### RECORDS SHOWN ###

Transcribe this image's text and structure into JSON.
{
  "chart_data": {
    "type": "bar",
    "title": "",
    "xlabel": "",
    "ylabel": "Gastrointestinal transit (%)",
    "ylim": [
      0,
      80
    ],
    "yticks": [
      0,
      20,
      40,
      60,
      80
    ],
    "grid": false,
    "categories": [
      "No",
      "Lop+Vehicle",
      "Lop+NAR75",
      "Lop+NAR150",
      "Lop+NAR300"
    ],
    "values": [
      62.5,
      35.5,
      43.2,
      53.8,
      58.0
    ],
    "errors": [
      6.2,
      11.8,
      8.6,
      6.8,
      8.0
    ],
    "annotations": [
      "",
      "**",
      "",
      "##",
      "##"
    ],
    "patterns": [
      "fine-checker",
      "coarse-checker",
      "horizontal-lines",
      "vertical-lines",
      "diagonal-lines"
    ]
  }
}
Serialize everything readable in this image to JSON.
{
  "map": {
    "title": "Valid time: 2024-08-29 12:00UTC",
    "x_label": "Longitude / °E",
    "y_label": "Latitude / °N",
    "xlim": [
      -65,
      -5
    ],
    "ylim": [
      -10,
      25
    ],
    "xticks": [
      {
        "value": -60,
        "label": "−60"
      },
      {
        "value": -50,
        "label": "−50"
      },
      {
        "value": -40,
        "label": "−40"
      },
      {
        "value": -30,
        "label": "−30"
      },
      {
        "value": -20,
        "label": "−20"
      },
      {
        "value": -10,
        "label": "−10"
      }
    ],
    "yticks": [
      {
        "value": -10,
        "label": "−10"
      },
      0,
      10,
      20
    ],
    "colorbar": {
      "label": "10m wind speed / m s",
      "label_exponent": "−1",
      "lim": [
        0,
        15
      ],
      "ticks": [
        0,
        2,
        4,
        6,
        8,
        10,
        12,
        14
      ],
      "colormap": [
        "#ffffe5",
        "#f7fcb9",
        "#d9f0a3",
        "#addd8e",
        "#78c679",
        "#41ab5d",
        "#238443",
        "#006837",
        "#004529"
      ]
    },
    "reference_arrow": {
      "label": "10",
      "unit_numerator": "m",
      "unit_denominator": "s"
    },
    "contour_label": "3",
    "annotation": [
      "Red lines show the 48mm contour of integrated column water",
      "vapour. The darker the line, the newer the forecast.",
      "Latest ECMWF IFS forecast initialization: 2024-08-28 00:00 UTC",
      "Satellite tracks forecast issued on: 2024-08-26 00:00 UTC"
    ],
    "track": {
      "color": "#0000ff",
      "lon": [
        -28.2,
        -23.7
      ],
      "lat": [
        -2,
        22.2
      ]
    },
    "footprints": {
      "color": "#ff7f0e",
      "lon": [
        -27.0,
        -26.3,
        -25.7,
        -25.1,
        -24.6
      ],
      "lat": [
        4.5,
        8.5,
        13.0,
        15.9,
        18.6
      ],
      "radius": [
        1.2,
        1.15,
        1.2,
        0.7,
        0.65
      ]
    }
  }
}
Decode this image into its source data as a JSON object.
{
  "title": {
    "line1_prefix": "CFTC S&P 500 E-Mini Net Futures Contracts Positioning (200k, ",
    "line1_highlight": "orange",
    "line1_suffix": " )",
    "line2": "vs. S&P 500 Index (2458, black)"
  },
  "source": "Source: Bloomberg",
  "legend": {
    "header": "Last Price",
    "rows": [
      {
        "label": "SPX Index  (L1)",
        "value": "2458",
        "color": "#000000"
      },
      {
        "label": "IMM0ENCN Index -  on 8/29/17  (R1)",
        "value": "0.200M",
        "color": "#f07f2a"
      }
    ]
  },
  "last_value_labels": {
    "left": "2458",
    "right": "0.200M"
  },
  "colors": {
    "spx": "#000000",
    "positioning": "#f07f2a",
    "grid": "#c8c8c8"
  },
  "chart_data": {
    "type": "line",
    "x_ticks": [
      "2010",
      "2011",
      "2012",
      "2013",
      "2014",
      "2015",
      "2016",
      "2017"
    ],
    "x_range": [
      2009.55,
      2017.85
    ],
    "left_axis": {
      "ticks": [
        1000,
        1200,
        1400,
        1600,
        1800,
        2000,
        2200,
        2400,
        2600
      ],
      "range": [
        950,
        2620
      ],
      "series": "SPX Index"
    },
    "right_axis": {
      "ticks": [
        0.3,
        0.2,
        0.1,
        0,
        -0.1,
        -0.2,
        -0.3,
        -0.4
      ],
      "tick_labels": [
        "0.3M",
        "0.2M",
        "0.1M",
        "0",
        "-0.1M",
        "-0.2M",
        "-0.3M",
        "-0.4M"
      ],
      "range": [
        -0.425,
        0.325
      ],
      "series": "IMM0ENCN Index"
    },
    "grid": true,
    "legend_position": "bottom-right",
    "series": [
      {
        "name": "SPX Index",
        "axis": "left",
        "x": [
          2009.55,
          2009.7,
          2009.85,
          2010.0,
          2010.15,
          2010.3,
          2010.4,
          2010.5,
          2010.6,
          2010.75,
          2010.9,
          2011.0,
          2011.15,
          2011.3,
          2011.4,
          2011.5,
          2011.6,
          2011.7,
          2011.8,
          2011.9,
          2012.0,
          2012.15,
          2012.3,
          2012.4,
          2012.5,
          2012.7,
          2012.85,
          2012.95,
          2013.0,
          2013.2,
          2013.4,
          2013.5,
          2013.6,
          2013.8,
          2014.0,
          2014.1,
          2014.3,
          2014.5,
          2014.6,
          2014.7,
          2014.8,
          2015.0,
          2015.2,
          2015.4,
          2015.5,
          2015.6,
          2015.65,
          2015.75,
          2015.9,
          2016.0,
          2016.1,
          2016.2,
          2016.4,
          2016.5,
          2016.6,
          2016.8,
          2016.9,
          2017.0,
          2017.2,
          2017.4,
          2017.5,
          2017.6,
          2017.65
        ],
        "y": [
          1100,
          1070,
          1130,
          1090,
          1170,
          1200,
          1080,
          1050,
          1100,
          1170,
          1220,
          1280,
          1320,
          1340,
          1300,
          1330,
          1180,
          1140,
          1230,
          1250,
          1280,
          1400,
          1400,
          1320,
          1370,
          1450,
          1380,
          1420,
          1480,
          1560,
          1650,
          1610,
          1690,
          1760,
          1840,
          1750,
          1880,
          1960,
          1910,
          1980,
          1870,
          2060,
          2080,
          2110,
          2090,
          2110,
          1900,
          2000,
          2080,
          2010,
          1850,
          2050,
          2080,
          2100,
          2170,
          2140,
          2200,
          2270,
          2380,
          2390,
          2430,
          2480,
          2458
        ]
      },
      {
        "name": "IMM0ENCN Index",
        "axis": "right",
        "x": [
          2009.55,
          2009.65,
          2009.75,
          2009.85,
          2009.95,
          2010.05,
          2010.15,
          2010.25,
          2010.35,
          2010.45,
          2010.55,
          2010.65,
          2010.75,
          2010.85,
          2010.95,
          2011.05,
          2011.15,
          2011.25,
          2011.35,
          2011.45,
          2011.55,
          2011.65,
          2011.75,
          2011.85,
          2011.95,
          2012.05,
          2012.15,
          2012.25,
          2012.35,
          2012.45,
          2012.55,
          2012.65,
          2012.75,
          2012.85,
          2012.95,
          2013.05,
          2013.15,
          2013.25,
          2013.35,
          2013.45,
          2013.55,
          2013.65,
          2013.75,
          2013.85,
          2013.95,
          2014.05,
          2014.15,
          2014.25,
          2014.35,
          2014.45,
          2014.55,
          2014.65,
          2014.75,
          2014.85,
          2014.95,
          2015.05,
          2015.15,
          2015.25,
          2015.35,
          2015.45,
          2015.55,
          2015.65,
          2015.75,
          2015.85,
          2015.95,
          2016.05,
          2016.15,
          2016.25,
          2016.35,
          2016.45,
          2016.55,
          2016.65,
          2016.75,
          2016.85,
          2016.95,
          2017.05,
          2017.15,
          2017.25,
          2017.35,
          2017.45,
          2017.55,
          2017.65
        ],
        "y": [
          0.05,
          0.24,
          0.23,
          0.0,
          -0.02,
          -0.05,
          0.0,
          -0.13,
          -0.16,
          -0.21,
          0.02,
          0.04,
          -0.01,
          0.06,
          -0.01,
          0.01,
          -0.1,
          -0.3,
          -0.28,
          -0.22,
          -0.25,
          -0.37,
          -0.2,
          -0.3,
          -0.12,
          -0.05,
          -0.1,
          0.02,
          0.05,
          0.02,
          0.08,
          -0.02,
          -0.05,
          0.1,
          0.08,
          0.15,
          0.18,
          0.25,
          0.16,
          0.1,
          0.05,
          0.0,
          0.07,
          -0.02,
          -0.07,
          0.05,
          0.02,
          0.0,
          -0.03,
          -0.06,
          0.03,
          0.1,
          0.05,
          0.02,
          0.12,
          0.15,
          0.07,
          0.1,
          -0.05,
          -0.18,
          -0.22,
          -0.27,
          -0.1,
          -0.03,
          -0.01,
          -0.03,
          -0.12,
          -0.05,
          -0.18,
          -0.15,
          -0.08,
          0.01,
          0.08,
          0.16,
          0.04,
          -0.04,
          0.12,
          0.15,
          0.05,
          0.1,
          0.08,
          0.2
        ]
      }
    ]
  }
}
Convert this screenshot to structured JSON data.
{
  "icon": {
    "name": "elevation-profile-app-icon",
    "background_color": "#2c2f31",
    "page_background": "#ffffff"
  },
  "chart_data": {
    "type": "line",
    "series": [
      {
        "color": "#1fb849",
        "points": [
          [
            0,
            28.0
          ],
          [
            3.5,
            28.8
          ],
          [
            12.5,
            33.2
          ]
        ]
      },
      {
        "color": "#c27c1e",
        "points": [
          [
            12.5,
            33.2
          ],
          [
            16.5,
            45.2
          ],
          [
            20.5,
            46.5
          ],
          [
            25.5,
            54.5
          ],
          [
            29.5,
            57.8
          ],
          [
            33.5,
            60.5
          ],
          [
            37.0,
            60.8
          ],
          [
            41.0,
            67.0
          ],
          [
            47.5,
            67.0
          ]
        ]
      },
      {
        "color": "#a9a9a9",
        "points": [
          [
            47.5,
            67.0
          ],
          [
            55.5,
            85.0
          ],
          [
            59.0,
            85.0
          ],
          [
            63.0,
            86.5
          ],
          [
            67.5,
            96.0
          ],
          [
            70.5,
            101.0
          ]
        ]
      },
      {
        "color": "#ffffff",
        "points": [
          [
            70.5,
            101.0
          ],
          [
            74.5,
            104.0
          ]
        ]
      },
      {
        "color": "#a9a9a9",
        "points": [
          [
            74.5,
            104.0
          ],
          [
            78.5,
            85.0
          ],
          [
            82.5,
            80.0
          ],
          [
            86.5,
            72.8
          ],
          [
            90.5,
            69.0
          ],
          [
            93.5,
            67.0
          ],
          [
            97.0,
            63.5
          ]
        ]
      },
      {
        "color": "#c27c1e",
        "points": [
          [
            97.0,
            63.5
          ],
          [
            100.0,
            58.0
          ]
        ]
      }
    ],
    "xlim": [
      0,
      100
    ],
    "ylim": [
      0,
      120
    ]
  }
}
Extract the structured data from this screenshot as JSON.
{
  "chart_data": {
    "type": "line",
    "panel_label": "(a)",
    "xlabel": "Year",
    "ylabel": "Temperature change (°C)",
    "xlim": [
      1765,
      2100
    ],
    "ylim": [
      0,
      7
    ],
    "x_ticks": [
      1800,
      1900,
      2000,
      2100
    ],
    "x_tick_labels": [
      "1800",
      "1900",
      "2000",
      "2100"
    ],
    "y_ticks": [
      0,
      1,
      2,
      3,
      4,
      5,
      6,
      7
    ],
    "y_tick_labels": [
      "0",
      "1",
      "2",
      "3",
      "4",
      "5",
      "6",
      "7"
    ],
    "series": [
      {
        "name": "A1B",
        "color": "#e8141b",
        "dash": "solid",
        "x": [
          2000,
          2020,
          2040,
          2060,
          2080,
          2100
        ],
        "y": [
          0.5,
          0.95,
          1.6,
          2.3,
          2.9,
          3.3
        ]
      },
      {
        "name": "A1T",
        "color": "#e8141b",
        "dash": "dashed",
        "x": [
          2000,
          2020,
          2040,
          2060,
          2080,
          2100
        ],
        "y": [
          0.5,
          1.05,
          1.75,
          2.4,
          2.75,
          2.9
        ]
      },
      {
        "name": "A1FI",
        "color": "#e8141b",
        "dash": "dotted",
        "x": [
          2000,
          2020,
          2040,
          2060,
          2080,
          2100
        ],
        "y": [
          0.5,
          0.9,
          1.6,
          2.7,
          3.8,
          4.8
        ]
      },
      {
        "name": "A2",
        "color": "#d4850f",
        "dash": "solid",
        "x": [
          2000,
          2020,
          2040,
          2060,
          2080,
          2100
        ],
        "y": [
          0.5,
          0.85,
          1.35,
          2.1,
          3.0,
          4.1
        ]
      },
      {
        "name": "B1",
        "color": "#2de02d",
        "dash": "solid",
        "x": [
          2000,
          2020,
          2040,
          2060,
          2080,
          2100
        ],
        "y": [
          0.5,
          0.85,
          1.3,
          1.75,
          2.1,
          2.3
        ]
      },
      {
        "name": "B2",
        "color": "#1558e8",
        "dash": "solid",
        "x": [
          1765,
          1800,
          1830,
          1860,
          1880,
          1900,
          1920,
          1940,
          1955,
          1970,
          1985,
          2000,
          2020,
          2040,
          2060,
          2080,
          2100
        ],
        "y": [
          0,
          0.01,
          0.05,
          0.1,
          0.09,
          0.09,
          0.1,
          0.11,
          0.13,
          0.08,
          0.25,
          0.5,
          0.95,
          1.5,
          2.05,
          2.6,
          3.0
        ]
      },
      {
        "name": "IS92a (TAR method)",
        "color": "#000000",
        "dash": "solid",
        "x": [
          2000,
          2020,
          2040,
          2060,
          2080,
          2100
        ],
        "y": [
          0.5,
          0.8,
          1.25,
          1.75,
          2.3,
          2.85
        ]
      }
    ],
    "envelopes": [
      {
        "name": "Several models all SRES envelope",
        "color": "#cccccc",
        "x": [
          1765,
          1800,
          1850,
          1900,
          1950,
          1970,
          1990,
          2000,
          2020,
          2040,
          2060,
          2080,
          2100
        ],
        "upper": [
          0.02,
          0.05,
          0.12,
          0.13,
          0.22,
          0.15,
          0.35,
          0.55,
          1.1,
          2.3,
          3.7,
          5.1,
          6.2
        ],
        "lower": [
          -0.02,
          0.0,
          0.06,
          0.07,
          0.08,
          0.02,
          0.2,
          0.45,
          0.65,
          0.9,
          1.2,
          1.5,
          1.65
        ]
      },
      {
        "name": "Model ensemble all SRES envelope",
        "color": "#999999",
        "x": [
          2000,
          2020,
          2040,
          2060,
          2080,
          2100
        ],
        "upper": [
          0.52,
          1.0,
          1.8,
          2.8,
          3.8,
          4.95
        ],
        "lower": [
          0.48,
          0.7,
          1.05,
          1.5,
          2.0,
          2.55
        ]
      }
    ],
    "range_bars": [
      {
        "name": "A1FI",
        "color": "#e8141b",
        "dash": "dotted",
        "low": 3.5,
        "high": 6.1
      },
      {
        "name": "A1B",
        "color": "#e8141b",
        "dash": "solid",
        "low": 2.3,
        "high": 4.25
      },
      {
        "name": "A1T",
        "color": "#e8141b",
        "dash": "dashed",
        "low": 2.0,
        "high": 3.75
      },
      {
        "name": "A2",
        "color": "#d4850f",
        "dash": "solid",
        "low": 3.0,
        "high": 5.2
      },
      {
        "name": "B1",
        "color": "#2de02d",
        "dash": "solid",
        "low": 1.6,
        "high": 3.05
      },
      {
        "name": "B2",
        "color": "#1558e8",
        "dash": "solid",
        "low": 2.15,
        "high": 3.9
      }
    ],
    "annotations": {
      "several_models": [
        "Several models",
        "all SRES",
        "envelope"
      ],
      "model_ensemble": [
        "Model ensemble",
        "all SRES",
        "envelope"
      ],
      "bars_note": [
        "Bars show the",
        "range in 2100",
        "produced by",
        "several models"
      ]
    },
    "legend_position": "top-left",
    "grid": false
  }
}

###

### WORK REQUIRED
Locate each line with the word "structured" and copy it.

### SOLUTION TO THE PROBLEM
Convert this screenshot to structured JSON data.
Extract the structured data from this screenshot as JSON.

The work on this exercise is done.